Goal of the exercise → Look below and pull out each line with the word "this".

Material →
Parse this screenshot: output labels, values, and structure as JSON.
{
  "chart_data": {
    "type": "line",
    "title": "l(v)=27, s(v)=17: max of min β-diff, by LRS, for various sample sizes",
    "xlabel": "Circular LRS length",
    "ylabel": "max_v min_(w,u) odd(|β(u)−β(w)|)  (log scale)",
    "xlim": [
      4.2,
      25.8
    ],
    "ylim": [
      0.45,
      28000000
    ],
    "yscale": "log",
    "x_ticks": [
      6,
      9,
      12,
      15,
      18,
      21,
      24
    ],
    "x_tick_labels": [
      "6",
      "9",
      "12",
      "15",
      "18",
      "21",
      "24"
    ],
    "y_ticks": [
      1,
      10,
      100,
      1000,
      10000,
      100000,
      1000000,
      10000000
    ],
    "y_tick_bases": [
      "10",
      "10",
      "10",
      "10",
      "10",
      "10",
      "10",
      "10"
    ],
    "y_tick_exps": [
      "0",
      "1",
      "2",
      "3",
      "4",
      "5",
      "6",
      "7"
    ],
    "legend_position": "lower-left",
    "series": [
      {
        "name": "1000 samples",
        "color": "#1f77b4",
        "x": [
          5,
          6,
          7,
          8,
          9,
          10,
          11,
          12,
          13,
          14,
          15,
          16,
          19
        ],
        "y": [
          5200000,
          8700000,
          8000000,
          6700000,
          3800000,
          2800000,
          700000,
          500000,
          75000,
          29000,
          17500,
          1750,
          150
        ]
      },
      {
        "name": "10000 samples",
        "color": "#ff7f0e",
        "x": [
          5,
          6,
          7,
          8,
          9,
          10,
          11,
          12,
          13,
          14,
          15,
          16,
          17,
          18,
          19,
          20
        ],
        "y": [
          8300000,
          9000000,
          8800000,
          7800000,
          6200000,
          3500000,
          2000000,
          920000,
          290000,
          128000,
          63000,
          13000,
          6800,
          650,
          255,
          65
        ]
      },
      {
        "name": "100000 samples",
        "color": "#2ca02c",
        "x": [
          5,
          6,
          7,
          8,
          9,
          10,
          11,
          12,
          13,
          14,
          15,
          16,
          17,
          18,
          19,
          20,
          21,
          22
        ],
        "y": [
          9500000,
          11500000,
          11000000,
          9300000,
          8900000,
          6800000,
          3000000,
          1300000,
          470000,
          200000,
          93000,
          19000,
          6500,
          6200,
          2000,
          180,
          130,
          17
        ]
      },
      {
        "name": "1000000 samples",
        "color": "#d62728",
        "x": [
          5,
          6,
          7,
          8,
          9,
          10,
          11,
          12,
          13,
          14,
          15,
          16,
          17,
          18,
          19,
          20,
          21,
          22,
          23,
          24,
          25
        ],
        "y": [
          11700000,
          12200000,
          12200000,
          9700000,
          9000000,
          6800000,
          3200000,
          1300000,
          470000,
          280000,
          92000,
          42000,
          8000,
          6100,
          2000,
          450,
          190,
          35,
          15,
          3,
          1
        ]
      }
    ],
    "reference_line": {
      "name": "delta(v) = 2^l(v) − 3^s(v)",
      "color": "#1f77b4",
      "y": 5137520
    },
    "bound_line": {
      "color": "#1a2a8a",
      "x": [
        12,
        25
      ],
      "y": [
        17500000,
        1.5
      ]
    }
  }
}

* * *

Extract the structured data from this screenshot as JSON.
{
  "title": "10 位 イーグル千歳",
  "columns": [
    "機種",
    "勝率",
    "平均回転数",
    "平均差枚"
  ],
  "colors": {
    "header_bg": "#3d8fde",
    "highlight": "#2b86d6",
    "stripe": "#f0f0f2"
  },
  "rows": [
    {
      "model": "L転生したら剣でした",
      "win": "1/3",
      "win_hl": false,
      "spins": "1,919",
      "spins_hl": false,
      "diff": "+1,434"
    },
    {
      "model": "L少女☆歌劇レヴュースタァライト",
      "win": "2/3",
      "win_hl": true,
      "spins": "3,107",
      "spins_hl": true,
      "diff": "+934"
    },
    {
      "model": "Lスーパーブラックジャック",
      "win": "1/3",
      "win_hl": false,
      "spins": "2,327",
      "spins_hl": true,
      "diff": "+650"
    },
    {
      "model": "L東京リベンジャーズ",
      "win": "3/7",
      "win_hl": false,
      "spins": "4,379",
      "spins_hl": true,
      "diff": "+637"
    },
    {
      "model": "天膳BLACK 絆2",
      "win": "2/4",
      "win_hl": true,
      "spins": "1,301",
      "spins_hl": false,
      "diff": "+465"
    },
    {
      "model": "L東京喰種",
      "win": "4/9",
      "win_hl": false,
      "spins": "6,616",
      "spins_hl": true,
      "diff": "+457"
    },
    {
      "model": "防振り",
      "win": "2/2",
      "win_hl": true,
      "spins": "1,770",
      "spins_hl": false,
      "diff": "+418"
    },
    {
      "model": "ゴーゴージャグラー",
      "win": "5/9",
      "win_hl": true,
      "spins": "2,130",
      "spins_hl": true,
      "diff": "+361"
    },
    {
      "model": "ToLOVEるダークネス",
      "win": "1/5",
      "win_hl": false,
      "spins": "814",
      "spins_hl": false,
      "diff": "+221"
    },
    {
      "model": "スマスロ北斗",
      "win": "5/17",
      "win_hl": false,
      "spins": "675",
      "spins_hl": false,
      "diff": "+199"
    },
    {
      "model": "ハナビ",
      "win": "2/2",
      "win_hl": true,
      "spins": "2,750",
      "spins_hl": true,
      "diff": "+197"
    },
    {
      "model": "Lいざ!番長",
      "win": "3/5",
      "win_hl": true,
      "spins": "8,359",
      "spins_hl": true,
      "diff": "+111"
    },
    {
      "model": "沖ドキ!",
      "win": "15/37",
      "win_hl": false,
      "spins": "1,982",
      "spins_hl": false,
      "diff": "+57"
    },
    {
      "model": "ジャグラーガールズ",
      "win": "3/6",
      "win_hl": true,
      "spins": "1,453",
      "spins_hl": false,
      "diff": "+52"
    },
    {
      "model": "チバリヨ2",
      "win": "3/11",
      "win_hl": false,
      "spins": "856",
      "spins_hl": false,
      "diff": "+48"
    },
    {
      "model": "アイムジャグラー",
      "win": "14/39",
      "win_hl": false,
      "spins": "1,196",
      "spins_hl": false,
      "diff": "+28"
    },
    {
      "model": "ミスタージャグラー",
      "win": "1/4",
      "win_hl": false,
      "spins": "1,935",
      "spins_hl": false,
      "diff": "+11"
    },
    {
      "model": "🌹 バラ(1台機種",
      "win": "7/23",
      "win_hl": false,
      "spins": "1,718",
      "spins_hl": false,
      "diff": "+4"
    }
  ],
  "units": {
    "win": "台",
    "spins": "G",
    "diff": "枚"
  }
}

Full answer →
Parse this screenshot: output labels, values, and structure as JSON.
Extract the structured data from this screenshot as JSON.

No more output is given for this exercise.